------ Task data

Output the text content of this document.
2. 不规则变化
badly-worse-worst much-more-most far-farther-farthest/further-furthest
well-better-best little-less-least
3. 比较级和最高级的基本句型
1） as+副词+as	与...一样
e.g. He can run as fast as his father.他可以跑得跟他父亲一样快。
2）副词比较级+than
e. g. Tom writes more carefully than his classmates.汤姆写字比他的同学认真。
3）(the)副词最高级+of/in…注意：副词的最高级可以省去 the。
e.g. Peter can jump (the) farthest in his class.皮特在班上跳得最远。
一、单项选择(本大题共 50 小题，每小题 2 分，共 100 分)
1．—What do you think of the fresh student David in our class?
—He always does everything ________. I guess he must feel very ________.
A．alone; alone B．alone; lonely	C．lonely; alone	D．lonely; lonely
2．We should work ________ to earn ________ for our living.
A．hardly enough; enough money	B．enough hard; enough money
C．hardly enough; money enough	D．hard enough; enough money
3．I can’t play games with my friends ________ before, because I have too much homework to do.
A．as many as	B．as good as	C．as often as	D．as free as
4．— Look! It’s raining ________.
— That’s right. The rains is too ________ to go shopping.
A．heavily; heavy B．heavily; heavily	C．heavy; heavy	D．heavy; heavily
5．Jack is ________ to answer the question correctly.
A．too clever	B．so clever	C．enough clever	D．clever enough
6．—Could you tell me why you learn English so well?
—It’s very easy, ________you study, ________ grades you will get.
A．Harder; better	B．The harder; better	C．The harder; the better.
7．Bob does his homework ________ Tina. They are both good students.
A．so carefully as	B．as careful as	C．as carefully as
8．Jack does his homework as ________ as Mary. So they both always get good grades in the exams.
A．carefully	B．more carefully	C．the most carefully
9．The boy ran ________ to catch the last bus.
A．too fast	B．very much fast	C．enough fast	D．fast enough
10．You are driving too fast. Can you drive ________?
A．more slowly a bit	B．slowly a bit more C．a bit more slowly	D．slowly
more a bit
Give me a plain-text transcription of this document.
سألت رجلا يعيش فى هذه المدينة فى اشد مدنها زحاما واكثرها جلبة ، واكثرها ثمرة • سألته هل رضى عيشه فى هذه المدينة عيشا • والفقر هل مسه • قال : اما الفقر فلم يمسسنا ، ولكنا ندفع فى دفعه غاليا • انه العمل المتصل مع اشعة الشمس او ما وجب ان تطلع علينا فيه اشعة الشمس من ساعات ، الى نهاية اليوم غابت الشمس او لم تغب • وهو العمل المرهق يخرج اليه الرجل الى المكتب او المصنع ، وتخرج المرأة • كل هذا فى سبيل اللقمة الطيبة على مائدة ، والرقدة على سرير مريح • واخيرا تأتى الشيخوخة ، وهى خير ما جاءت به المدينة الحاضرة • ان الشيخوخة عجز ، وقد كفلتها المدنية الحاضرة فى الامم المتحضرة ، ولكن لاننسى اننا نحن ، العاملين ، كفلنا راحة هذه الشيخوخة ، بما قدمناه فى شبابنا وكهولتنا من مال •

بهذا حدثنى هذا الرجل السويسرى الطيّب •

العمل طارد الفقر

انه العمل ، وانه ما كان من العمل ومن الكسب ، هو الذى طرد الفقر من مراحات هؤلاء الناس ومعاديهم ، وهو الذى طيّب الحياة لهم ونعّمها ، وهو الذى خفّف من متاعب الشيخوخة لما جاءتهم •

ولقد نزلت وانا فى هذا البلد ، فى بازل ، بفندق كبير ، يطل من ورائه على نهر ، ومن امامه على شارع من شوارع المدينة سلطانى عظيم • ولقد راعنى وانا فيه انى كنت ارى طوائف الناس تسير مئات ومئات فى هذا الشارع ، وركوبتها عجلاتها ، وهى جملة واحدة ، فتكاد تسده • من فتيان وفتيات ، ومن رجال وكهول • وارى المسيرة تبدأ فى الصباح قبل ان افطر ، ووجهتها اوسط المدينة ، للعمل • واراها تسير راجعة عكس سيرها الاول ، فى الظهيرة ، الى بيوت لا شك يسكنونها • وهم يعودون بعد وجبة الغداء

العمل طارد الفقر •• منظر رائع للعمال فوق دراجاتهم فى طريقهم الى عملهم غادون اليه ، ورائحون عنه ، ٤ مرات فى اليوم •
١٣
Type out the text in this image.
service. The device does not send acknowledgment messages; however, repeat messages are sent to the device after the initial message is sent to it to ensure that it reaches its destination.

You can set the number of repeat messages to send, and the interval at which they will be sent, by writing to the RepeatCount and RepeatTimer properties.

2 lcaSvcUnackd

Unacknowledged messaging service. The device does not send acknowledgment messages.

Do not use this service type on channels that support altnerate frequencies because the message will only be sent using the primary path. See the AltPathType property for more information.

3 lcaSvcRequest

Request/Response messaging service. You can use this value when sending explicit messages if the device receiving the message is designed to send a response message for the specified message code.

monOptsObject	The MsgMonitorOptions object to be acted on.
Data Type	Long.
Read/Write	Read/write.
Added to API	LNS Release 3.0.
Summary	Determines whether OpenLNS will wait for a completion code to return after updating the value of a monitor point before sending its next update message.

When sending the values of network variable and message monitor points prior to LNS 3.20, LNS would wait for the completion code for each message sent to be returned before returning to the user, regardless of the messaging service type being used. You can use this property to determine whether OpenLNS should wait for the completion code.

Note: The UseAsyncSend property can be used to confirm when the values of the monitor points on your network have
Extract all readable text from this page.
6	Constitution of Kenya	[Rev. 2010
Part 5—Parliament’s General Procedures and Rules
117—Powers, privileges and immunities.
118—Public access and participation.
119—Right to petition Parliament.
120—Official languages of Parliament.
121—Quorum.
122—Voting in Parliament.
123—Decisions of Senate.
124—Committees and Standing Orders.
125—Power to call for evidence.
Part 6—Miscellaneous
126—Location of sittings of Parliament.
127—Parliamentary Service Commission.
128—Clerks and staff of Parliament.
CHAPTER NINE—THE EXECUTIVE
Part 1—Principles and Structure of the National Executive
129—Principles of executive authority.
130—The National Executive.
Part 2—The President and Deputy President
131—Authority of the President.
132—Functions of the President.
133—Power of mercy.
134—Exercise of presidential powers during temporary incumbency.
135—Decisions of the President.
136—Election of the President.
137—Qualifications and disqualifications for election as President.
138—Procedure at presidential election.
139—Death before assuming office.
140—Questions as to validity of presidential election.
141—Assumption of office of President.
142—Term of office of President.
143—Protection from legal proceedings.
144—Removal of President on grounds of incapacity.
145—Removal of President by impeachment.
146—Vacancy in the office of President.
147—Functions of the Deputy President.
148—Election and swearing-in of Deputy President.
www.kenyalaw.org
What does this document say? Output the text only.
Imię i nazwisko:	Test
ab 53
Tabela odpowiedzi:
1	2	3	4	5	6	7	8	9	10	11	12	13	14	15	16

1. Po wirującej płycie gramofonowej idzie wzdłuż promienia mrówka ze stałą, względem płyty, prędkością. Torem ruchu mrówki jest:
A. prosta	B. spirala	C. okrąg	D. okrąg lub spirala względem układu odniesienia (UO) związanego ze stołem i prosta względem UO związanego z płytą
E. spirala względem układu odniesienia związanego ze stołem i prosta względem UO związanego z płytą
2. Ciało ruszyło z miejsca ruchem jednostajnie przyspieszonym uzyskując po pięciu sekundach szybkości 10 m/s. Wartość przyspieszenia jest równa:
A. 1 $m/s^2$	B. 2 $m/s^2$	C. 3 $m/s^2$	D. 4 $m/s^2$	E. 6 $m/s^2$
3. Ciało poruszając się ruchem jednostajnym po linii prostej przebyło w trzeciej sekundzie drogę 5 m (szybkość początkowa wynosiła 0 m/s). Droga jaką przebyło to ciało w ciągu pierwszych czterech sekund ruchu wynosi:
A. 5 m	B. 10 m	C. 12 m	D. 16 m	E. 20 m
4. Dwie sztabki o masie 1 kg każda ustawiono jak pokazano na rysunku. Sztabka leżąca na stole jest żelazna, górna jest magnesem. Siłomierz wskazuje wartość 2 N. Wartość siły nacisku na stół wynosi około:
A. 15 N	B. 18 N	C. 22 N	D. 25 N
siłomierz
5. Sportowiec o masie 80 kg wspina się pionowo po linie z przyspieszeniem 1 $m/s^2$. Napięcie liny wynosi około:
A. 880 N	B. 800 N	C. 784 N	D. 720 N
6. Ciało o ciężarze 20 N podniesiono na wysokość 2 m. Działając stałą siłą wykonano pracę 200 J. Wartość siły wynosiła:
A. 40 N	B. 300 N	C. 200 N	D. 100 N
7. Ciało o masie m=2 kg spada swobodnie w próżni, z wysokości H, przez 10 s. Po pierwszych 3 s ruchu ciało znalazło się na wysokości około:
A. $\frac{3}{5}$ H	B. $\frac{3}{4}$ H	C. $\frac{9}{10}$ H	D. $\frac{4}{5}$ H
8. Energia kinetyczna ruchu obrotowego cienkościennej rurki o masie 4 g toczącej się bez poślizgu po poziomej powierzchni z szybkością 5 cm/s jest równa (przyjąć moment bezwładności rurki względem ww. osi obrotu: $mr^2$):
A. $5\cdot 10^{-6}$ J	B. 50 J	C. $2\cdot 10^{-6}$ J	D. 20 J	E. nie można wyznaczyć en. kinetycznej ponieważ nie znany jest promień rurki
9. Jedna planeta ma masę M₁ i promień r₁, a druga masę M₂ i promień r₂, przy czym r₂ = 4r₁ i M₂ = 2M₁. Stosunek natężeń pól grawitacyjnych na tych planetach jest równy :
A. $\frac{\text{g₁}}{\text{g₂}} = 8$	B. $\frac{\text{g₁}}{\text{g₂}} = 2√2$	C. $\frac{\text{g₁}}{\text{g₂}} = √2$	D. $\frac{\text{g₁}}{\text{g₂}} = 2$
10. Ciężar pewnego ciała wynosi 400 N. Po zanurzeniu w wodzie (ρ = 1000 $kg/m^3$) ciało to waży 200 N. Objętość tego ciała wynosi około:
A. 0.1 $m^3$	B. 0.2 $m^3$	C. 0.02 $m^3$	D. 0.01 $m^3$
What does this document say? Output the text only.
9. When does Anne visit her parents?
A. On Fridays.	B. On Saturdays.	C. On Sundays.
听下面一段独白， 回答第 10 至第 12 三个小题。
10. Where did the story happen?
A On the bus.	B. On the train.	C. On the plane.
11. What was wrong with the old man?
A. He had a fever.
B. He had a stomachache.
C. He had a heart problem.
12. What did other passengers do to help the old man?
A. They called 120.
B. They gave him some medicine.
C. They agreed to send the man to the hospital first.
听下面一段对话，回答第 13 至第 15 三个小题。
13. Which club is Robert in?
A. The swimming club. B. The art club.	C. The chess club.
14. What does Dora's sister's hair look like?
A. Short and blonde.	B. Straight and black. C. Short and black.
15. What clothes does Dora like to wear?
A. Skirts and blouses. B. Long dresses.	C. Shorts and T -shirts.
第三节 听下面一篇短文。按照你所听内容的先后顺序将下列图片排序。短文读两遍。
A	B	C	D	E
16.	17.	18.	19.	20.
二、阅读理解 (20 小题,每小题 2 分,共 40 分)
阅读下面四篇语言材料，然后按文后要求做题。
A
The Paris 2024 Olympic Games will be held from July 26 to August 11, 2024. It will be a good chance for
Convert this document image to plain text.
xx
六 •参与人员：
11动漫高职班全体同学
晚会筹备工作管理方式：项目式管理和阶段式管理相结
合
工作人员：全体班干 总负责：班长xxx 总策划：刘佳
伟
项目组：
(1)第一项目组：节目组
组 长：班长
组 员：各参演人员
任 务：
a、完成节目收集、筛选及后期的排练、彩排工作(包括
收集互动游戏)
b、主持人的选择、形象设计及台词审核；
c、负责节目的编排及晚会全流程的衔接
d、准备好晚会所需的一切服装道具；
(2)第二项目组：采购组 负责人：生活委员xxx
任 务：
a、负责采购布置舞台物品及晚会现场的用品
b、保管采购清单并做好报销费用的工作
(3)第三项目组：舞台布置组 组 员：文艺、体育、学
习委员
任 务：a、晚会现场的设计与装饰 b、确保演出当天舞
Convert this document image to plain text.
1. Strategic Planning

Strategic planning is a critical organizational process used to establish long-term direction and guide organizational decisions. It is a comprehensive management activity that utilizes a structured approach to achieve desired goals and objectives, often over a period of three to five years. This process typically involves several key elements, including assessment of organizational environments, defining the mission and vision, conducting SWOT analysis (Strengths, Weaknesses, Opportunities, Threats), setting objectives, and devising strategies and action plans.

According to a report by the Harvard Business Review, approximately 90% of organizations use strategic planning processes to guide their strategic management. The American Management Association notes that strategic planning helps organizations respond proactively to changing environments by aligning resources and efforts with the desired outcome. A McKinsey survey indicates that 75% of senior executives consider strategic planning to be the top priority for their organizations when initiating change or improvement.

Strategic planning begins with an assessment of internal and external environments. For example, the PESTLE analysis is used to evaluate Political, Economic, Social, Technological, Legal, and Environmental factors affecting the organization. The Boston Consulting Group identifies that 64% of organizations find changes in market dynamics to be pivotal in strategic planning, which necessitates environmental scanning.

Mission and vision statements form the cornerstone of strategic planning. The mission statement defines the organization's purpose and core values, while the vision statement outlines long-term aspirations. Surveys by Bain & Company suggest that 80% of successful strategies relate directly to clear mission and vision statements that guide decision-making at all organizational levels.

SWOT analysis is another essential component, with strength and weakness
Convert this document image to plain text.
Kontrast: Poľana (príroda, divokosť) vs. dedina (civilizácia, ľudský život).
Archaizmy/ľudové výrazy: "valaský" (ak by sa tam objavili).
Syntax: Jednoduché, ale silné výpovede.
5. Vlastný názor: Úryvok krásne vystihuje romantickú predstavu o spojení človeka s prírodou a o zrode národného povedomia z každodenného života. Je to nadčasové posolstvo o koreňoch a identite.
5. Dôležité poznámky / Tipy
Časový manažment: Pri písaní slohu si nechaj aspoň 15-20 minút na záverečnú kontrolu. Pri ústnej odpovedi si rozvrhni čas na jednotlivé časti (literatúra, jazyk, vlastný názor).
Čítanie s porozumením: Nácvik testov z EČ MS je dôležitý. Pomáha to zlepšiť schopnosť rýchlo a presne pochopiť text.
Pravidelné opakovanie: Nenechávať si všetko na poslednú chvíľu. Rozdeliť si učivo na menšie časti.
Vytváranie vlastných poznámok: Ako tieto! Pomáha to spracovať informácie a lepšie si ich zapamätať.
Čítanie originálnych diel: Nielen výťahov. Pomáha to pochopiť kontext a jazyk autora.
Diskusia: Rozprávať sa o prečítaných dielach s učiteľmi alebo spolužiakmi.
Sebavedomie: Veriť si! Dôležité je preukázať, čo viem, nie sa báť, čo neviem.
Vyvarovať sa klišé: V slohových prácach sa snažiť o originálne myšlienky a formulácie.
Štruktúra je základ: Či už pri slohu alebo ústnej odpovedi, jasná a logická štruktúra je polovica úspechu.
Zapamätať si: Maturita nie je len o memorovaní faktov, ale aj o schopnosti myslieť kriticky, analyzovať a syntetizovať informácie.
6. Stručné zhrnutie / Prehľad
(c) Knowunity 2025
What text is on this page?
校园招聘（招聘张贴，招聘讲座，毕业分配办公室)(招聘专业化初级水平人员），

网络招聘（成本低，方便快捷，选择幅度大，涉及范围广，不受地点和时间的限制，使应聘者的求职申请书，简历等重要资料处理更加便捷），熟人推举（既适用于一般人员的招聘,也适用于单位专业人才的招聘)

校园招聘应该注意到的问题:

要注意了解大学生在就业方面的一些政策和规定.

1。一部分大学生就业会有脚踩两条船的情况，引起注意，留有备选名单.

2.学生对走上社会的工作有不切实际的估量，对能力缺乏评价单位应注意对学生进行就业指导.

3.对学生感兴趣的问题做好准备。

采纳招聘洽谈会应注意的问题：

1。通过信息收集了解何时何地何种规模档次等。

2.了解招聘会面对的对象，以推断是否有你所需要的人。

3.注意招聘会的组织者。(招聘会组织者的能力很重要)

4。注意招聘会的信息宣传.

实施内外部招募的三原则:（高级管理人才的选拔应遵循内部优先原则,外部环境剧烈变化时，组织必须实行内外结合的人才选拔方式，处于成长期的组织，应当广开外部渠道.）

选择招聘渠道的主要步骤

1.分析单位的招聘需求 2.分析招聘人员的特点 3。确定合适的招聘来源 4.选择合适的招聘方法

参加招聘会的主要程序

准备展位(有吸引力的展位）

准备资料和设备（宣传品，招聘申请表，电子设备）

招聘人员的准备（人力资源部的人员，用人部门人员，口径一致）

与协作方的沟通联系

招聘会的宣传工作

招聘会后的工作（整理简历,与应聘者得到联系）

------------

#### Stated task
Above are the entries; count how many of their lines contain the word "points" and give only that number.

#### Output of the exercise
2